• **Supplied information**

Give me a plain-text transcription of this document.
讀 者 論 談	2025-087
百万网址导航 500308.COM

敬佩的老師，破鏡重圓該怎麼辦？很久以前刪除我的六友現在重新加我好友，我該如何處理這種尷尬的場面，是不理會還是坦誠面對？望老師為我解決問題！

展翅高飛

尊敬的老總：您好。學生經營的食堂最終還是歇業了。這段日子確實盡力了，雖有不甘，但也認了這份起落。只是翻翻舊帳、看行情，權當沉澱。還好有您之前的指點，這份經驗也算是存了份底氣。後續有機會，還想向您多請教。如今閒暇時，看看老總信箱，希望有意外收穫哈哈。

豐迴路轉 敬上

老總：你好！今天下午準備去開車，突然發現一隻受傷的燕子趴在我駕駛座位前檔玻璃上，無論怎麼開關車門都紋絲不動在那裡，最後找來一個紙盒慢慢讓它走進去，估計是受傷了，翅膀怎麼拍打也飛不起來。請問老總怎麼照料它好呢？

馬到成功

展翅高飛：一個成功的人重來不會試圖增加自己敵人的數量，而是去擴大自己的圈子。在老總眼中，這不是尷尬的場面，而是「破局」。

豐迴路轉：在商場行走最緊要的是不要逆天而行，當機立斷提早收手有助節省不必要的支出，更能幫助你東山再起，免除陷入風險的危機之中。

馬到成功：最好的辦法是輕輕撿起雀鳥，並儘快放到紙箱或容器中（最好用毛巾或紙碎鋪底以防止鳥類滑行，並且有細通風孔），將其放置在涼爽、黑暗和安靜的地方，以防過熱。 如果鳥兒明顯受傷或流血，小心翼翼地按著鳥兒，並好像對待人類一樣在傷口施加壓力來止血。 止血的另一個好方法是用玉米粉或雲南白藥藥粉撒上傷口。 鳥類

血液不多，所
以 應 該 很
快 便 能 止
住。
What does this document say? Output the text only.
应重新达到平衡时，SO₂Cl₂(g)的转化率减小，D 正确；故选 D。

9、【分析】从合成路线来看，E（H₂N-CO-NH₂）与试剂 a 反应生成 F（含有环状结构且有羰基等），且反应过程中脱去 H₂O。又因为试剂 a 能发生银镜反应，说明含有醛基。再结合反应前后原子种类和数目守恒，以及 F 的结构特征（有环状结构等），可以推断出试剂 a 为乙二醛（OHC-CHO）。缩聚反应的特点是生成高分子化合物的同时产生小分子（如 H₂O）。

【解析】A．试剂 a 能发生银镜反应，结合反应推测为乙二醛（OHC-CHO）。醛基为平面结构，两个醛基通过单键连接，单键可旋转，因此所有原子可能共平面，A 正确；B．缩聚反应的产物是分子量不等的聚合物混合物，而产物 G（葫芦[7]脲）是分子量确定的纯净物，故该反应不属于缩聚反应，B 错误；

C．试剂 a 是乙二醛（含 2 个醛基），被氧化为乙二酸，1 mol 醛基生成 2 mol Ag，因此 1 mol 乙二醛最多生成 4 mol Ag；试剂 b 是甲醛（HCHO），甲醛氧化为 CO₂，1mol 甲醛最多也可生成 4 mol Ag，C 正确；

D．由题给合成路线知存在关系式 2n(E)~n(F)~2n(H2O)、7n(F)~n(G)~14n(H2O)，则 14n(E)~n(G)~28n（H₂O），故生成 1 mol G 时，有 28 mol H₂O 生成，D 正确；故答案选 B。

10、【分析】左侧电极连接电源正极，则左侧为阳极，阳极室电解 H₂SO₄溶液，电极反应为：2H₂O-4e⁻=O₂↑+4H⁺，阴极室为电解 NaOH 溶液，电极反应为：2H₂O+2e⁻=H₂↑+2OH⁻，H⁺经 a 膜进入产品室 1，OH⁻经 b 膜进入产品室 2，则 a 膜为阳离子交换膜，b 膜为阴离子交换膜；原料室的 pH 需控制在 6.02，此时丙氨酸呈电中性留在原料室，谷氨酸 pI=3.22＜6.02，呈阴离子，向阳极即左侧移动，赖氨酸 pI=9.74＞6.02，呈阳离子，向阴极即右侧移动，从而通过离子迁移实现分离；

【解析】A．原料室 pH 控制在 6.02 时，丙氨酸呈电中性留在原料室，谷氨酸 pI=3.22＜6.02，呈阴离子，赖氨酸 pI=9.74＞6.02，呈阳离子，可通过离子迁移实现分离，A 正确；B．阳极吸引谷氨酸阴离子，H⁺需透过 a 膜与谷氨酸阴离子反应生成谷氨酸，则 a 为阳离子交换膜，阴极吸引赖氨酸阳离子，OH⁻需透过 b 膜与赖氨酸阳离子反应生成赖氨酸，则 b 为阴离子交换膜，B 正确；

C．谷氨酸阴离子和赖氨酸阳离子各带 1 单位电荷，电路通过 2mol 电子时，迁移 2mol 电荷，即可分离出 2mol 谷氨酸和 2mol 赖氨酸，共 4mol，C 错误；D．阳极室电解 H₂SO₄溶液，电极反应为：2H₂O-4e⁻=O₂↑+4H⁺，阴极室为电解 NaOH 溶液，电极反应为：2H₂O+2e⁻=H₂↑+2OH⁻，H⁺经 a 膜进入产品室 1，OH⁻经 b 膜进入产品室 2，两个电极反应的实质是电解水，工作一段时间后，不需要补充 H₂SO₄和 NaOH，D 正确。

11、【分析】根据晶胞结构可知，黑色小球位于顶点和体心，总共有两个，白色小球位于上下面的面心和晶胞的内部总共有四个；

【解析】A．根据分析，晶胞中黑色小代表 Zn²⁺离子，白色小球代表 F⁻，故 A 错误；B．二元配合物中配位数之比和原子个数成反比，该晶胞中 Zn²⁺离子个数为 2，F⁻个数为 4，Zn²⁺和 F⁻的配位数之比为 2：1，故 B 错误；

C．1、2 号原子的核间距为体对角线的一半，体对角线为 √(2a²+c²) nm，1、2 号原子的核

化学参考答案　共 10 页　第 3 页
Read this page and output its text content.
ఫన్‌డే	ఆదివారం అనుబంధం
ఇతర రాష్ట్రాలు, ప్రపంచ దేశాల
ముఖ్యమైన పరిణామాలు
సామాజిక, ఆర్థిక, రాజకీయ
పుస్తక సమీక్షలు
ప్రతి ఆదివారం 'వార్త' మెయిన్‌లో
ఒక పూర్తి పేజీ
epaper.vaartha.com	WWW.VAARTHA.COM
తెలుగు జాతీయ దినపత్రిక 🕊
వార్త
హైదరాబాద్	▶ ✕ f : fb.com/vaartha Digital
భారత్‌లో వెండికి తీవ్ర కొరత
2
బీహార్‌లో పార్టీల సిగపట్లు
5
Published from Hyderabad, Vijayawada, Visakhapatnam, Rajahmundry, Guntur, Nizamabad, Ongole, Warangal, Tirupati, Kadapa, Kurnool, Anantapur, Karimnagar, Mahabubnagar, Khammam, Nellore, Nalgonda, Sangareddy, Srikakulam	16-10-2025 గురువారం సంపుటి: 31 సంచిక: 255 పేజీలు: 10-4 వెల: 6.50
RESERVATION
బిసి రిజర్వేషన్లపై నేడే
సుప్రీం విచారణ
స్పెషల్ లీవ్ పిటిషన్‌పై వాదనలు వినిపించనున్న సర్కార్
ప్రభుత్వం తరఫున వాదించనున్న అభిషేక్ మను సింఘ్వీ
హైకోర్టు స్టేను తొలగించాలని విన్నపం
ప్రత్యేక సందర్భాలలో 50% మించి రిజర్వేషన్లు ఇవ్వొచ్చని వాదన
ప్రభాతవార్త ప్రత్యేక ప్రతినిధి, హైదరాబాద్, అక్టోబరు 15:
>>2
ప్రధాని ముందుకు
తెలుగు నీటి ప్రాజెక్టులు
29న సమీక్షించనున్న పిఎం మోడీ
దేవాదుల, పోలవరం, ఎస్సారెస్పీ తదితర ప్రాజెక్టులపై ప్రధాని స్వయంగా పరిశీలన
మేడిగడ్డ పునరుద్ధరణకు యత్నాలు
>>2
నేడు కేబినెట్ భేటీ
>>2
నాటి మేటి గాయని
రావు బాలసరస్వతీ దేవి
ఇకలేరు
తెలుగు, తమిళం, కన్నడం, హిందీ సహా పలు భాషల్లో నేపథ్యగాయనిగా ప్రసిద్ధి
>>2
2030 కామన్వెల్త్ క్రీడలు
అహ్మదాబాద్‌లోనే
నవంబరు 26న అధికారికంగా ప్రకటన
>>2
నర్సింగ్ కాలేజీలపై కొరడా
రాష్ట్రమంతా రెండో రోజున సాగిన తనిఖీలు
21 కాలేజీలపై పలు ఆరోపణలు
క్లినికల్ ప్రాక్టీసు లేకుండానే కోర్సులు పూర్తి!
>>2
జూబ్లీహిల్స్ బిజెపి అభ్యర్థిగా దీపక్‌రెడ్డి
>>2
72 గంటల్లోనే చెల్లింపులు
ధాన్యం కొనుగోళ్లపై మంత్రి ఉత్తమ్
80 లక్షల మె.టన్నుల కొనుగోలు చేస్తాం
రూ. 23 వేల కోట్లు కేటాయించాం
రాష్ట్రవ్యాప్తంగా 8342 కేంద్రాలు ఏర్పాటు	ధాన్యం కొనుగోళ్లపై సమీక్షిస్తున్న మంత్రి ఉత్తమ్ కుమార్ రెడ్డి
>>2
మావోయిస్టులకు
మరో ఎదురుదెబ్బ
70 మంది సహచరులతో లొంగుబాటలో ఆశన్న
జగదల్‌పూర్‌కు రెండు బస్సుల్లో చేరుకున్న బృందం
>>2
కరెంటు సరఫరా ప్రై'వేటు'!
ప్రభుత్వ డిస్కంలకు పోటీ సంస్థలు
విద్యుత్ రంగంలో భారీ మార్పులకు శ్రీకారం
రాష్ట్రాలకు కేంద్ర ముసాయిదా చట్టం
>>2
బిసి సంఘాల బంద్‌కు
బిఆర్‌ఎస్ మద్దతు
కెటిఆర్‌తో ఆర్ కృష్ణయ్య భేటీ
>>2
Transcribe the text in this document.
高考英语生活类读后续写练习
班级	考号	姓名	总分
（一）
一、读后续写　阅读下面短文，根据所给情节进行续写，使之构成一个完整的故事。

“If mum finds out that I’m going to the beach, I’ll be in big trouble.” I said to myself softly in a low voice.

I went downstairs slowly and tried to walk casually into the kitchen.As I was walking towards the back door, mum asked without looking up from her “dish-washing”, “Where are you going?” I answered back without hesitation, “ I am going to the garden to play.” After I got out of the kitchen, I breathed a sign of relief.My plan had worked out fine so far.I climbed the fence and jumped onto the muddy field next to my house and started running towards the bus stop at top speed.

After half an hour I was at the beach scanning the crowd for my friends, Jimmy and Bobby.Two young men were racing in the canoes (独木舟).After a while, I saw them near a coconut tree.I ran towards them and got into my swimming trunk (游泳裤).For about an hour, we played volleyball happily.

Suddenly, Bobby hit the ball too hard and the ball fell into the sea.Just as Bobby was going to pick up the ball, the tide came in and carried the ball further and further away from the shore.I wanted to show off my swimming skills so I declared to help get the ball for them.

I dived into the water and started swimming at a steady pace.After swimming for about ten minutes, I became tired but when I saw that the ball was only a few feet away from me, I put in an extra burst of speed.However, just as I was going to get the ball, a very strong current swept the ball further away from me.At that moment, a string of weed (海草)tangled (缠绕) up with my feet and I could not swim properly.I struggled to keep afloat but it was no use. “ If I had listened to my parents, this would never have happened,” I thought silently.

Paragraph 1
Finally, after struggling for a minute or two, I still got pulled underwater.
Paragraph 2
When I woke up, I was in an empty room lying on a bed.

• **What you need to do**
Make a tally of the lines in this data that include the string "豐迴路轉", and answer with that tally alone.

• **Response for this exercise**
2